» WHAT THE TASK ASKS
Repeat every line below exactly as it reads.

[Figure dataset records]
------------------------------
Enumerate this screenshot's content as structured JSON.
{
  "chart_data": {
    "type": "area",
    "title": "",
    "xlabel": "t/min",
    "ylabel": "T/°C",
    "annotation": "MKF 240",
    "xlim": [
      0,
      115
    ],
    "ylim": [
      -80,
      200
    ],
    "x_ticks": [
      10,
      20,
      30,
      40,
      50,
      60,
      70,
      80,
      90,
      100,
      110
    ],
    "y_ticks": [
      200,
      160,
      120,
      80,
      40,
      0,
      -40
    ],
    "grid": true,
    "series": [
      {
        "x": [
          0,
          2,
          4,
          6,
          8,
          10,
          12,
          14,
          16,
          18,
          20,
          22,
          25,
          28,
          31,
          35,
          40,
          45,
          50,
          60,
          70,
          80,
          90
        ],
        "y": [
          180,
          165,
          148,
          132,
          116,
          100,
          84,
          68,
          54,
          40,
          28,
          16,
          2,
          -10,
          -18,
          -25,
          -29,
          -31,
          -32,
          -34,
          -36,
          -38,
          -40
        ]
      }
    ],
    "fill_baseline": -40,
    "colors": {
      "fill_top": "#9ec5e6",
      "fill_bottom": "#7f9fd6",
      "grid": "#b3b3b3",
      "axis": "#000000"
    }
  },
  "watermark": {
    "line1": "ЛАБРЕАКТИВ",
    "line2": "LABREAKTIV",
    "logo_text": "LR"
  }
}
------------------------------
» OUTPUT
Enumerate this screenshot's content as structured JSON.
{
  "chart_data": {
    "type": "area",
    "title": "",
    "xlabel": "t/min",
    "ylabel": "T/°C",
    "annotation": "MKF 240",
    "xlim": [
      0,
      115
    ],
    "ylim": [
      -80,
      200
    ],
    "x_ticks": [
      10,
      20,
      30,
      40,
      50,
      60,
      70,
      80,
      90,
      100,
      110
    ],
    "y_ticks": [
      200,
      160,
      120,
      80,
      40,
      0,
      -40
    ],
    "grid": true,
    "series": [
      {
        "x": [
          0,
          2,
          4,
          6,
          8,
          10,
          12,
          14,
          16,
          18,
          20,
          22,
          25,
          28,
          31,
          35,
          40,
          45,
          50,
          60,
          70,
          80,
          90
        ],
        "y": [
          180,
          165,
          148,
          132,
          116,
          100,
          84,
          68,
          54,
          40,
          28,
          16,
          2,
          -10,
          -18,
          -25,
          -29,
          -31,
          -32,
          -34,
          -36,
          -38,
          -40
        ]
      }
    ],
    "fill_baseline": -40,
    "colors": {
      "fill_top": "#9ec5e6",
      "fill_bottom": "#7f9fd6",
      "grid": "#b3b3b3",
      "axis": "#000000"
    }
  },
  "watermark": {
    "line1": "ЛАБРЕАКТИВ",
    "line2": "LABREAKTIV",
    "logo_text": "LR"
  }
}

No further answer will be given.